Determine how many lines contain the string "text". Respond with that number and nothing more.

== Input rows ==
______________________________
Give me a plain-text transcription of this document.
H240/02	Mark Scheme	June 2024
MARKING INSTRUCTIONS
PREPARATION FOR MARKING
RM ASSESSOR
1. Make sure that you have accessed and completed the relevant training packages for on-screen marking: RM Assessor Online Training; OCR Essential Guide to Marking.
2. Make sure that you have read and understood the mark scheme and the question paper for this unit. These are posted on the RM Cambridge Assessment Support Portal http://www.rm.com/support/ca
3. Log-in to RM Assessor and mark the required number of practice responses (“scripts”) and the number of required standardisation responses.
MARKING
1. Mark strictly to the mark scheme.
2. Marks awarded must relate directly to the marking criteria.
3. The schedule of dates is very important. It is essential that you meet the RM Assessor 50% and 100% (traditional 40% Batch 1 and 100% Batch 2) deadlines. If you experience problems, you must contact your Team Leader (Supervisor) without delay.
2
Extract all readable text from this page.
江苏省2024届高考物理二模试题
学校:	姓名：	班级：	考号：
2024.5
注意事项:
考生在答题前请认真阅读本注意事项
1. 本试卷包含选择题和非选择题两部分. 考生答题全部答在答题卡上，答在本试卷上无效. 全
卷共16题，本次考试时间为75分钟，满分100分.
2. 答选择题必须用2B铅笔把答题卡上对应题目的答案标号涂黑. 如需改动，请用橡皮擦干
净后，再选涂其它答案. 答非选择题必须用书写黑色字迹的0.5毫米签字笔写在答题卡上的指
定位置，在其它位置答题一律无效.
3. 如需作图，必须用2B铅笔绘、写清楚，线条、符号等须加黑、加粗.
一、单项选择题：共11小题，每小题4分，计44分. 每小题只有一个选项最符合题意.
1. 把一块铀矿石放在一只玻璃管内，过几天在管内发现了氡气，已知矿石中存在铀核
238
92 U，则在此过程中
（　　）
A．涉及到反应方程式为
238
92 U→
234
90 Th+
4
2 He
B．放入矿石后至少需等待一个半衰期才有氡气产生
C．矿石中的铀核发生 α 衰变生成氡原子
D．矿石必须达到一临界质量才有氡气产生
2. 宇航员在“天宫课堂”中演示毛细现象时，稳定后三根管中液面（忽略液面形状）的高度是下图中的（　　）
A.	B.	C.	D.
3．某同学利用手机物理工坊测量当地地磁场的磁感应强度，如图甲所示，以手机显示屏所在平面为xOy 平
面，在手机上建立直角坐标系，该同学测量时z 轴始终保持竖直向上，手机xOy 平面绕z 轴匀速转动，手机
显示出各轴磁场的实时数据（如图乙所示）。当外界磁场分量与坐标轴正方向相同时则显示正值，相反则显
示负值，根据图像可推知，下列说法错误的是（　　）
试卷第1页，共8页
______________________________
== Task result ==
2